_Exercise data_.

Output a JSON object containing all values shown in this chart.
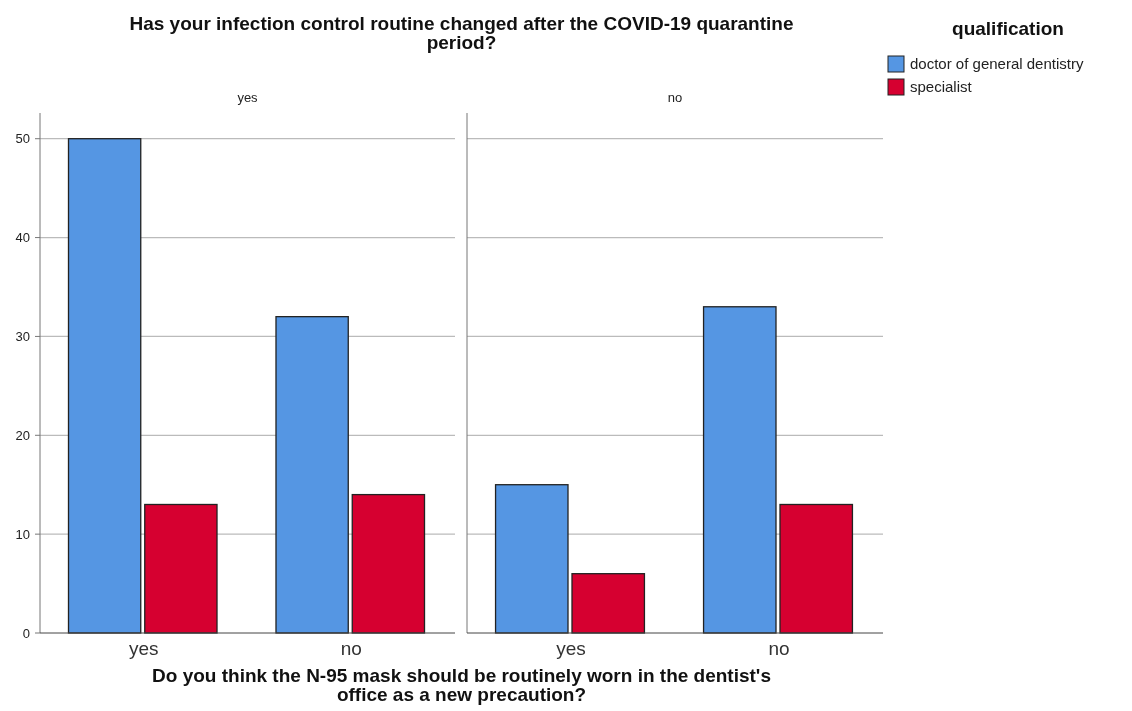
{
  "chart_data": [
    {
      "type": "bar",
      "title": "Has your infection control routine changed after the COVID-19 quarantine period?",
      "subtitle": "yes",
      "xlabel": "Do you think the N-95 mask should be routinely worn in the dentist's office as a new precaution?",
      "legend_title": "qualification",
      "legend": "right",
      "categories": [
        "yes",
        "no"
      ],
      "ylim": [
        0,
        52.6
      ],
      "yticks": [
        0,
        10,
        20,
        30,
        40,
        50
      ],
      "grid": "y",
      "series": [
        {
          "name": "doctor of general dentistry",
          "color": "#5596e3",
          "values": [
            50,
            32
          ]
        },
        {
          "name": "specialist",
          "color": "#d60030",
          "values": [
            13,
            14
          ]
        }
      ]
    },
    {
      "type": "bar",
      "subtitle": "no",
      "categories": [
        "yes",
        "no"
      ],
      "ylim": [
        0,
        52.6
      ],
      "yticks": [
        0,
        10,
        20,
        30,
        40,
        50
      ],
      "grid": "y",
      "tick_labels": "x",
      "series": [
        {
          "color": "#5596e3",
          "values": [
            15,
            33
          ]
        },
        {
          "color": "#d60030",
          "values": [
            6,
            13
          ]
        }
      ]
    }
  ]
}
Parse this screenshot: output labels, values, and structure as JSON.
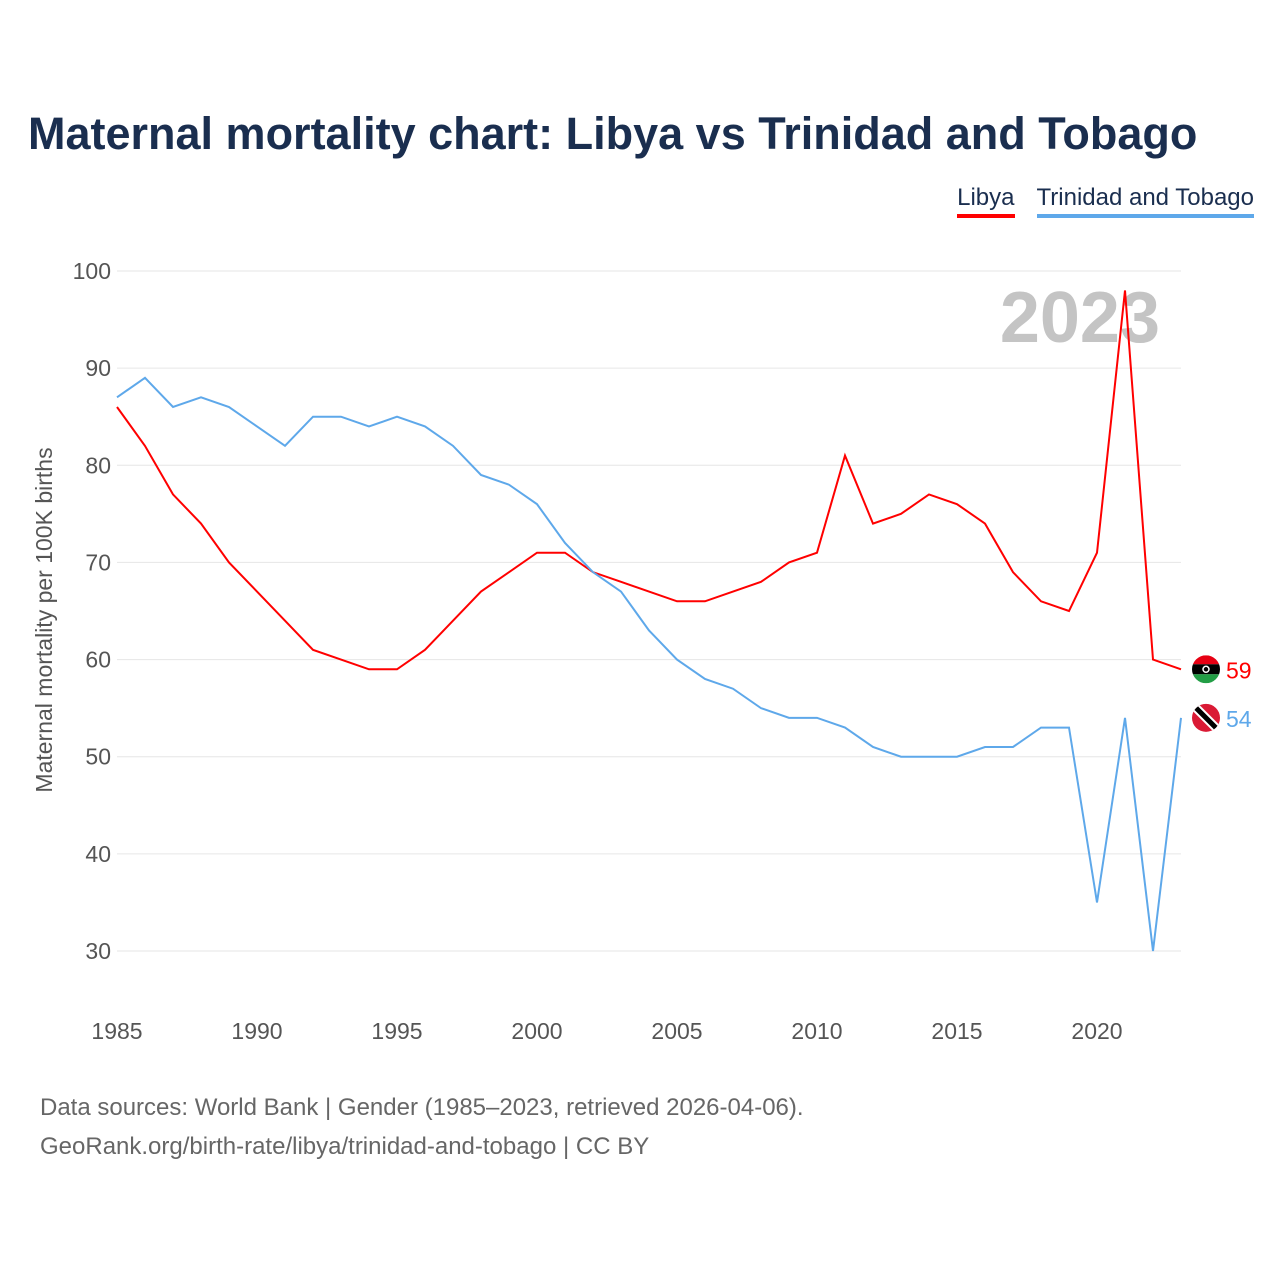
{
  "title": "Maternal mortality chart: Libya vs Trinidad and Tobago",
  "footer": {
    "line1": "Data sources: World Bank | Gender (1985–2023, retrieved 2026-04-06).",
    "line2": "GeoRank.org/birth-rate/libya/trinidad-and-tobago | CC BY"
  },
  "chart_data": {
    "type": "line",
    "title": "Maternal mortality chart: Libya vs Trinidad and Tobago",
    "xlabel": "",
    "ylabel": "Maternal mortality per 100K births",
    "year_watermark": "2023",
    "ylim": [
      30,
      100
    ],
    "xlim": [
      1985,
      2023
    ],
    "yticks": [
      30,
      40,
      50,
      60,
      70,
      80,
      90,
      100
    ],
    "xticks": [
      1985,
      1990,
      1995,
      2000,
      2005,
      2010,
      2015,
      2020
    ],
    "grid": true,
    "legend_position": "top-right",
    "x": [
      1985,
      1986,
      1987,
      1988,
      1989,
      1990,
      1991,
      1992,
      1993,
      1994,
      1995,
      1996,
      1997,
      1998,
      1999,
      2000,
      2001,
      2002,
      2003,
      2004,
      2005,
      2006,
      2007,
      2008,
      2009,
      2010,
      2011,
      2012,
      2013,
      2014,
      2015,
      2016,
      2017,
      2018,
      2019,
      2020,
      2021,
      2022,
      2023
    ],
    "series": [
      {
        "name": "Libya",
        "color": "#ff0000",
        "end_label": "59",
        "values": [
          86,
          82,
          77,
          74,
          70,
          67,
          64,
          61,
          60,
          59,
          59,
          61,
          64,
          67,
          69,
          71,
          71,
          69,
          68,
          67,
          66,
          66,
          67,
          68,
          70,
          71,
          81,
          74,
          75,
          77,
          76,
          74,
          69,
          66,
          65,
          71,
          98,
          60,
          59
        ]
      },
      {
        "name": "Trinidad and Tobago",
        "color": "#5ea8ea",
        "end_label": "54",
        "values": [
          87,
          89,
          86,
          87,
          86,
          84,
          82,
          85,
          85,
          84,
          85,
          84,
          82,
          79,
          78,
          76,
          72,
          69,
          67,
          63,
          60,
          58,
          57,
          55,
          54,
          54,
          53,
          51,
          50,
          50,
          50,
          51,
          51,
          53,
          53,
          35,
          54,
          30,
          54
        ]
      }
    ]
  }
}
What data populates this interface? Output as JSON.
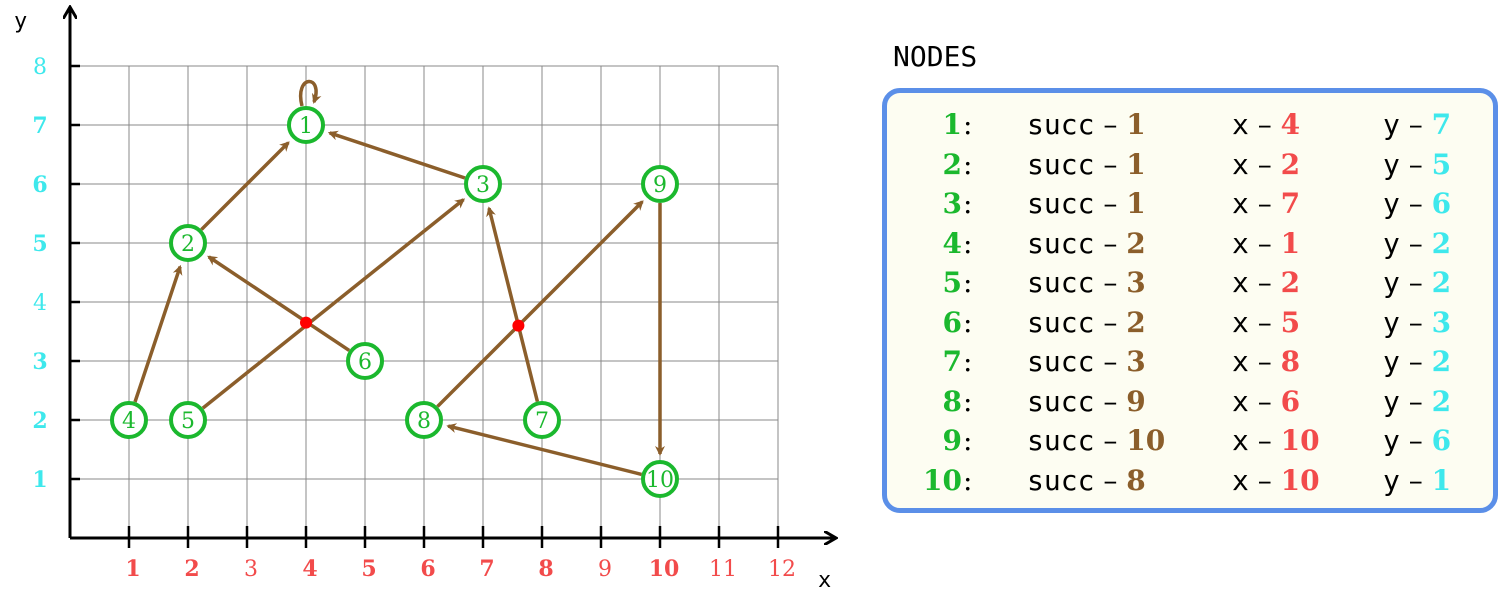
{
  "graph": {
    "axis_x_label": "x",
    "axis_y_label": "y",
    "x_ticks": [
      {
        "value": 1,
        "label": "1",
        "bold": true
      },
      {
        "value": 2,
        "label": "2",
        "bold": true
      },
      {
        "value": 3,
        "label": "3",
        "bold": false
      },
      {
        "value": 4,
        "label": "4",
        "bold": true
      },
      {
        "value": 5,
        "label": "5",
        "bold": true
      },
      {
        "value": 6,
        "label": "6",
        "bold": true
      },
      {
        "value": 7,
        "label": "7",
        "bold": true
      },
      {
        "value": 8,
        "label": "8",
        "bold": true
      },
      {
        "value": 9,
        "label": "9",
        "bold": false
      },
      {
        "value": 10,
        "label": "10",
        "bold": true
      },
      {
        "value": 11,
        "label": "11",
        "bold": false
      },
      {
        "value": 12,
        "label": "12",
        "bold": false
      }
    ],
    "y_ticks": [
      {
        "value": 1,
        "label": "1",
        "bold": true
      },
      {
        "value": 2,
        "label": "2",
        "bold": true
      },
      {
        "value": 3,
        "label": "3",
        "bold": true
      },
      {
        "value": 4,
        "label": "4",
        "bold": false
      },
      {
        "value": 5,
        "label": "5",
        "bold": true
      },
      {
        "value": 6,
        "label": "6",
        "bold": true
      },
      {
        "value": 7,
        "label": "7",
        "bold": true
      },
      {
        "value": 8,
        "label": "8",
        "bold": false
      }
    ],
    "grid_x_max": 12,
    "grid_y_max": 8,
    "nodes": [
      {
        "id": "1",
        "x": 4,
        "y": 7
      },
      {
        "id": "2",
        "x": 2,
        "y": 5
      },
      {
        "id": "3",
        "x": 7,
        "y": 6
      },
      {
        "id": "4",
        "x": 1,
        "y": 2
      },
      {
        "id": "5",
        "x": 2,
        "y": 2
      },
      {
        "id": "6",
        "x": 5,
        "y": 3
      },
      {
        "id": "7",
        "x": 8,
        "y": 2
      },
      {
        "id": "8",
        "x": 6,
        "y": 2
      },
      {
        "id": "9",
        "x": 10,
        "y": 6
      },
      {
        "id": "10",
        "x": 10,
        "y": 1
      }
    ],
    "edges": [
      {
        "from": "1",
        "to": "1"
      },
      {
        "from": "2",
        "to": "1"
      },
      {
        "from": "3",
        "to": "1"
      },
      {
        "from": "4",
        "to": "2"
      },
      {
        "from": "5",
        "to": "3"
      },
      {
        "from": "6",
        "to": "2"
      },
      {
        "from": "7",
        "to": "3"
      },
      {
        "from": "8",
        "to": "9"
      },
      {
        "from": "9",
        "to": "10"
      },
      {
        "from": "10",
        "to": "8"
      }
    ],
    "crossing_points": [
      {
        "x": 4.0,
        "y": 3.65
      },
      {
        "x": 7.6,
        "y": 3.6
      }
    ],
    "colors": {
      "node": "#1bb82e",
      "edge": "#8b5e2b",
      "crossing": "#ff0000",
      "x_tick": "#f24b4b",
      "y_tick": "#3ee8ec",
      "panel_border": "#5b8fe8",
      "panel_bg": "#fdfdf2"
    }
  },
  "panel": {
    "title": "NODES",
    "key_succ": "succ",
    "key_x": "x",
    "key_y": "y",
    "dash": "–",
    "colon": ":",
    "rows": [
      {
        "id": "1",
        "succ": "1",
        "x": "4",
        "y": "7"
      },
      {
        "id": "2",
        "succ": "1",
        "x": "2",
        "y": "5"
      },
      {
        "id": "3",
        "succ": "1",
        "x": "7",
        "y": "6"
      },
      {
        "id": "4",
        "succ": "2",
        "x": "1",
        "y": "2"
      },
      {
        "id": "5",
        "succ": "3",
        "x": "2",
        "y": "2"
      },
      {
        "id": "6",
        "succ": "2",
        "x": "5",
        "y": "3"
      },
      {
        "id": "7",
        "succ": "3",
        "x": "8",
        "y": "2"
      },
      {
        "id": "8",
        "succ": "9",
        "x": "6",
        "y": "2"
      },
      {
        "id": "9",
        "succ": "10",
        "x": "10",
        "y": "6"
      },
      {
        "id": "10",
        "succ": "8",
        "x": "10",
        "y": "1"
      }
    ]
  }
}
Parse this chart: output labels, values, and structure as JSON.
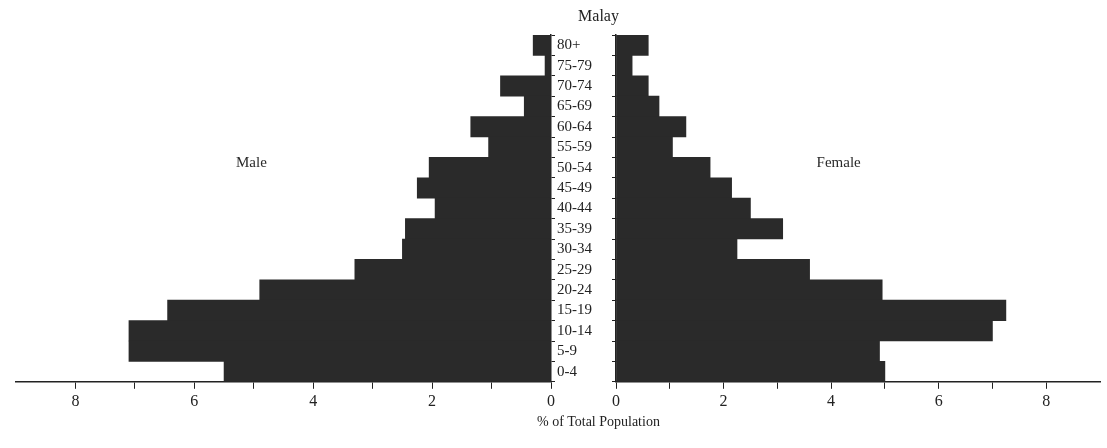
{
  "chart_data": [
    {
      "type": "bar",
      "orientation": "horizontal",
      "title": "Malay",
      "xlabel": "% of Total Population",
      "categories": [
        "80+",
        "75-79",
        "70-74",
        "65-69",
        "60-64",
        "55-59",
        "50-54",
        "45-49",
        "40-44",
        "35-39",
        "30-34",
        "25-29",
        "20-24",
        "15-19",
        "10-14",
        "5-9",
        "0-4"
      ],
      "series": [
        {
          "name": "Male",
          "color": "#2a2a2a",
          "values": [
            0.3,
            0.1,
            0.85,
            0.45,
            1.35,
            1.05,
            2.05,
            2.25,
            1.95,
            2.45,
            2.5,
            3.3,
            4.9,
            6.45,
            7.1,
            7.1,
            5.5
          ]
        }
      ],
      "xlim": [
        9,
        0
      ],
      "xticks": [
        0,
        {
          "value": 1,
          "label": null
        },
        2,
        {
          "value": 3,
          "label": null
        },
        4,
        {
          "value": 5,
          "label": null
        },
        6,
        {
          "value": 7,
          "label": null
        },
        8
      ]
    },
    {
      "type": "bar",
      "orientation": "horizontal",
      "categories": [
        null,
        null,
        null,
        null,
        null,
        null,
        null,
        null,
        null,
        null,
        null,
        null,
        null,
        null,
        null,
        null,
        null
      ],
      "series": [
        {
          "name": "Female",
          "color": "#2a2a2a",
          "values": [
            0.6,
            0.3,
            0.6,
            0.8,
            1.3,
            1.05,
            1.75,
            2.15,
            2.5,
            3.1,
            2.25,
            3.6,
            4.95,
            7.25,
            7.0,
            4.9,
            5.0
          ]
        }
      ],
      "xlim": [
        0,
        9
      ],
      "xticks": [
        0,
        {
          "value": 1,
          "label": null
        },
        2,
        {
          "value": 3,
          "label": null
        },
        4,
        {
          "value": 5,
          "label": null
        },
        6,
        {
          "value": 7,
          "label": null
        },
        8
      ]
    }
  ]
}
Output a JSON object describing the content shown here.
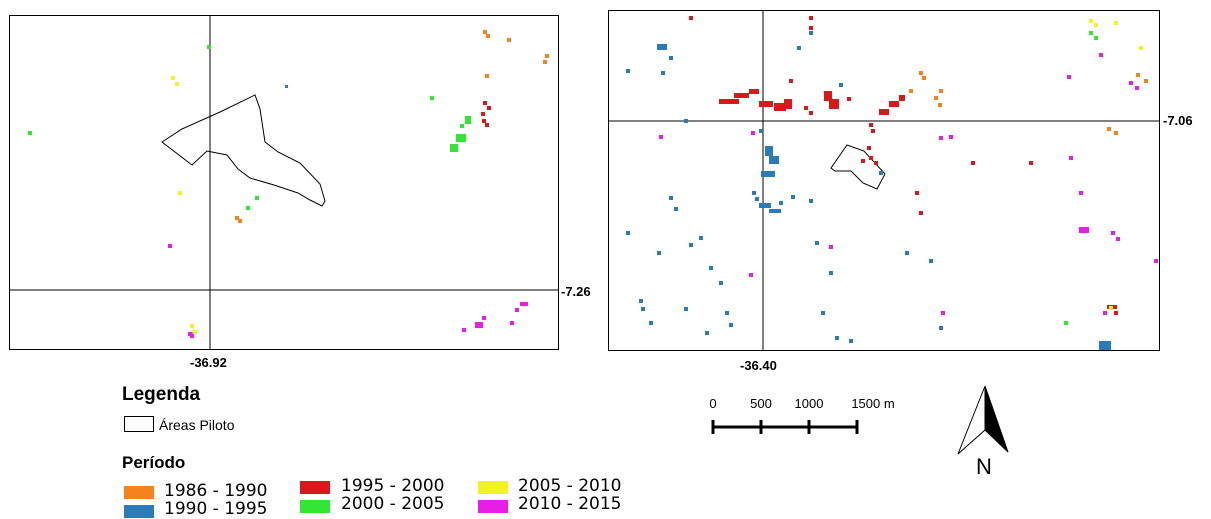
{
  "maps": {
    "left": {
      "lon_label": "-36.92",
      "lat_label": "-7.26"
    },
    "right": {
      "lon_label": "-36.40",
      "lat_label": "-7.06"
    }
  },
  "legend": {
    "title": "Legenda",
    "pilot_areas_label": "Áreas Piloto",
    "period_title": "Período",
    "classes": [
      {
        "label": "1986 - 1990",
        "color": "#f5821f"
      },
      {
        "label": "1990 - 1995",
        "color": "#2b7bb9"
      },
      {
        "label": "1995 - 2000",
        "color": "#d7191c"
      },
      {
        "label": "2000 - 2005",
        "color": "#33e633"
      },
      {
        "label": "2005 - 2010",
        "color": "#f2f51d"
      },
      {
        "label": "2010 - 2015",
        "color": "#e61ee6"
      }
    ]
  },
  "scale_bar": {
    "ticks": [
      "0",
      "500",
      "1000",
      "1500 m"
    ]
  },
  "north_arrow": {
    "label": "N"
  }
}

_Problem description_.
Search the data for "from" and list every line in which it occurs.

_Answer_.
        "from": "1",
        "from": "2",
        "from": "3",
        "from": "4",
        "from": "5",
        "from": "6",
        "from": "7",
        "from": "8",
        "from": "9",
        "from": "10",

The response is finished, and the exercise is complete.